(EXTRACTED MATERIAL):
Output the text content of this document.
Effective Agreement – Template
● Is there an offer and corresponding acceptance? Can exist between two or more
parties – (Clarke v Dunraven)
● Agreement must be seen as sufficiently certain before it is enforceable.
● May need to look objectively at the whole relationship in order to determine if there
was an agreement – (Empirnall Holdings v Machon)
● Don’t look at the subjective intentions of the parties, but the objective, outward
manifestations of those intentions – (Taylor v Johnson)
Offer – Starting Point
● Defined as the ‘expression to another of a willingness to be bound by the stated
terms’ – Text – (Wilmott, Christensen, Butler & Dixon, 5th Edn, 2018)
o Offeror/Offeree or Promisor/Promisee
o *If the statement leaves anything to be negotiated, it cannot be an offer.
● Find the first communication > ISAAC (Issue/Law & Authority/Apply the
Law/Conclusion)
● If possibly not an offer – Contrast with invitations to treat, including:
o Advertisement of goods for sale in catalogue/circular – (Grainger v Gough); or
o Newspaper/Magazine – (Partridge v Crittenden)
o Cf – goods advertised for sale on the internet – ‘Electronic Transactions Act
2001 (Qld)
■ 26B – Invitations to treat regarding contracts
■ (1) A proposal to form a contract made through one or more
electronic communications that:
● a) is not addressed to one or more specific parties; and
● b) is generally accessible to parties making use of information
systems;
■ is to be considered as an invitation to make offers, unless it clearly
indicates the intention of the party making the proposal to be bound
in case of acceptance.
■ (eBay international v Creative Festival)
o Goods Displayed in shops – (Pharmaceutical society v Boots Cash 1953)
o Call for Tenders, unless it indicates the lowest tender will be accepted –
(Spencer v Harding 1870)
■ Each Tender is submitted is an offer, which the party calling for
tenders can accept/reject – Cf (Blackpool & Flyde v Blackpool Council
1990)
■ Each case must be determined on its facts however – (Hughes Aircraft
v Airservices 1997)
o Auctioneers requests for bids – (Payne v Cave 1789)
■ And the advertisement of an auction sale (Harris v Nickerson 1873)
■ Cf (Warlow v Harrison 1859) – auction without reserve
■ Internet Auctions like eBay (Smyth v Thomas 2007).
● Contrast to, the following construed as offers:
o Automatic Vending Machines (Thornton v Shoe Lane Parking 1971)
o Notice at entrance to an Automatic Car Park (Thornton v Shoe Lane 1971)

(EXERCISE):
Every line of the data above should be copied exactly.

(RESULT OF THE TASK):
Output the text content of this document.
Effective Agreement – Template
● Is there an offer and corresponding acceptance? Can exist between two or more
parties – (Clarke v Dunraven)
● Agreement must be seen as sufficiently certain before it is enforceable.
● May need to look objectively at the whole relationship in order to determine if there
was an agreement – (Empirnall Holdings v Machon)
● Don’t look at the subjective intentions of the parties, but the objective, outward
manifestations of those intentions – (Taylor v Johnson)
Offer – Starting Point
● Defined as the ‘expression to another of a willingness to be bound by the stated
terms’ – Text – (Wilmott, Christensen, Butler & Dixon, 5th Edn, 2018)
o Offeror/Offeree or Promisor/Promisee
o *If the statement leaves anything to be negotiated, it cannot be an offer.
● Find the first communication > ISAAC (Issue/Law & Authority/Apply the
Law/Conclusion)
● If possibly not an offer – Contrast with invitations to treat, including:
o Advertisement of goods for sale in catalogue/circular – (Grainger v Gough); or
o Newspaper/Magazine – (Partridge v Crittenden)
o Cf – goods advertised for sale on the internet – ‘Electronic Transactions Act
2001 (Qld)
■ 26B – Invitations to treat regarding contracts
■ (1) A proposal to form a contract made through one or more
electronic communications that:
● a) is not addressed to one or more specific parties; and
● b) is generally accessible to parties making use of information
systems;
■ is to be considered as an invitation to make offers, unless it clearly
indicates the intention of the party making the proposal to be bound
in case of acceptance.
■ (eBay international v Creative Festival)
o Goods Displayed in shops – (Pharmaceutical society v Boots Cash 1953)
o Call for Tenders, unless it indicates the lowest tender will be accepted –
(Spencer v Harding 1870)
■ Each Tender is submitted is an offer, which the party calling for
tenders can accept/reject – Cf (Blackpool & Flyde v Blackpool Council
1990)
■ Each case must be determined on its facts however – (Hughes Aircraft
v Airservices 1997)
o Auctioneers requests for bids – (Payne v Cave 1789)
■ And the advertisement of an auction sale (Harris v Nickerson 1873)
■ Cf (Warlow v Harrison 1859) – auction without reserve
■ Internet Auctions like eBay (Smyth v Thomas 2007).
● Contrast to, the following construed as offers:
o Automatic Vending Machines (Thornton v Shoe Lane Parking 1971)
o Notice at entrance to an Automatic Car Park (Thornton v Shoe Lane 1971)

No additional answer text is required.